BEGIN Excerpted data
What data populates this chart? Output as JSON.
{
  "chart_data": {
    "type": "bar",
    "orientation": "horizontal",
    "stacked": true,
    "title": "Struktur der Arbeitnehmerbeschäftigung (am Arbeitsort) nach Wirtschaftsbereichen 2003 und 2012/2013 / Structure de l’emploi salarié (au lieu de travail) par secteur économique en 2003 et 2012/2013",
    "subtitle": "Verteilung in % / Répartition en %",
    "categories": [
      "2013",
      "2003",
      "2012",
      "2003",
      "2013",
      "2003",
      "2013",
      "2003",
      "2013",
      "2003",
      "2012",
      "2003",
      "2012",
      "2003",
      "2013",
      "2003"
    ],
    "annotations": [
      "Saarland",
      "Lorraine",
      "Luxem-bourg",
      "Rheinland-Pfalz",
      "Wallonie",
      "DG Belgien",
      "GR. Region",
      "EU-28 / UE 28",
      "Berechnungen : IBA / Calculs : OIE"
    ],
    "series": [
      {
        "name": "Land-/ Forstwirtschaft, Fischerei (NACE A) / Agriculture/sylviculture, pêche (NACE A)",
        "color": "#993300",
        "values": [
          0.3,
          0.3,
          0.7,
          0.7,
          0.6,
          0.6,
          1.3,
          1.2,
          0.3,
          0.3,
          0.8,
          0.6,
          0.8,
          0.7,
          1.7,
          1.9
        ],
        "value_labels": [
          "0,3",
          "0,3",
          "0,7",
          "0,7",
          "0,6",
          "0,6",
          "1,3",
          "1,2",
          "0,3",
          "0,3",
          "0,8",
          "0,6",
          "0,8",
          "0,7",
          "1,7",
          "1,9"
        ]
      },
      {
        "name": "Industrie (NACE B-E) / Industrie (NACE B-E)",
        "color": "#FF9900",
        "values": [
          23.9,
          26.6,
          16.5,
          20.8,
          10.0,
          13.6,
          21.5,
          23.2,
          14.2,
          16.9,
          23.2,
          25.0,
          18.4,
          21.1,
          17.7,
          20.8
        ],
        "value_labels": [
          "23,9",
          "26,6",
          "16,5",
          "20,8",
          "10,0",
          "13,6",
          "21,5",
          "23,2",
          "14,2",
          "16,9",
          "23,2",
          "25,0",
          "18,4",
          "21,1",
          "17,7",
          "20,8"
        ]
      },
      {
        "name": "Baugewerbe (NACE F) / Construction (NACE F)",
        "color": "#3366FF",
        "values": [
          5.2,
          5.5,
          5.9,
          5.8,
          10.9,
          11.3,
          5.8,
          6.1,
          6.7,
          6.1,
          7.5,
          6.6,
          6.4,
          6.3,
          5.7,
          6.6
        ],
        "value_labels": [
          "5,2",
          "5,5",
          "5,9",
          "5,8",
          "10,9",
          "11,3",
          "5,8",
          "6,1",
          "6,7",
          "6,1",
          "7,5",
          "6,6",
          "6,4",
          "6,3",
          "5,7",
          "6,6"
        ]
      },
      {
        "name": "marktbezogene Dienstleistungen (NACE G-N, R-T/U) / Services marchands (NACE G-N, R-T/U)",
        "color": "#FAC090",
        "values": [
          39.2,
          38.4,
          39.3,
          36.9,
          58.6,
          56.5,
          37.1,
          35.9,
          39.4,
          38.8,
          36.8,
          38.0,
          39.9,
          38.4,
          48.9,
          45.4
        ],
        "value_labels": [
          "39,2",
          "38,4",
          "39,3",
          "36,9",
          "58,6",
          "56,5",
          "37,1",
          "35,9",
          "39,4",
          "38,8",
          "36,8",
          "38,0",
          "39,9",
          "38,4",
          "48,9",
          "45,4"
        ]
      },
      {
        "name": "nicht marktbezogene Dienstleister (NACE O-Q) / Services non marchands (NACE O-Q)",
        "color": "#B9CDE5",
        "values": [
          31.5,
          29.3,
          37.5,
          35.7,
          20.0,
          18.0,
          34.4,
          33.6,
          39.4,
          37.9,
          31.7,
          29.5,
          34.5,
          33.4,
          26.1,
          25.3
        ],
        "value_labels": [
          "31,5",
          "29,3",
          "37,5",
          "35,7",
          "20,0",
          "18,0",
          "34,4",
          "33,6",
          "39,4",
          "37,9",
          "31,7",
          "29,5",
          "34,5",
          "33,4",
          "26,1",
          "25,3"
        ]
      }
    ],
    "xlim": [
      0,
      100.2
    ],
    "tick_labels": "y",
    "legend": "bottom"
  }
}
END Excerpted data
### Request
Show all lines from the listing above in which "NACE" appears.

### Task answer
        "name": "Land-/ Forstwirtschaft, Fischerei (NACE A) / Agriculture/sylviculture, pêche (NACE A)",
        "name": "Industrie (NACE B-E) / Industrie (NACE B-E)",
        "name": "Baugewerbe (NACE F) / Construction (NACE F)",
        "name": "marktbezogene Dienstleistungen (NACE G-N, R-T/U) / Services marchands (NACE G-N, R-T/U)",
        "name": "nicht marktbezogene Dienstleister (NACE O-Q) / Services non marchands (NACE O-Q)",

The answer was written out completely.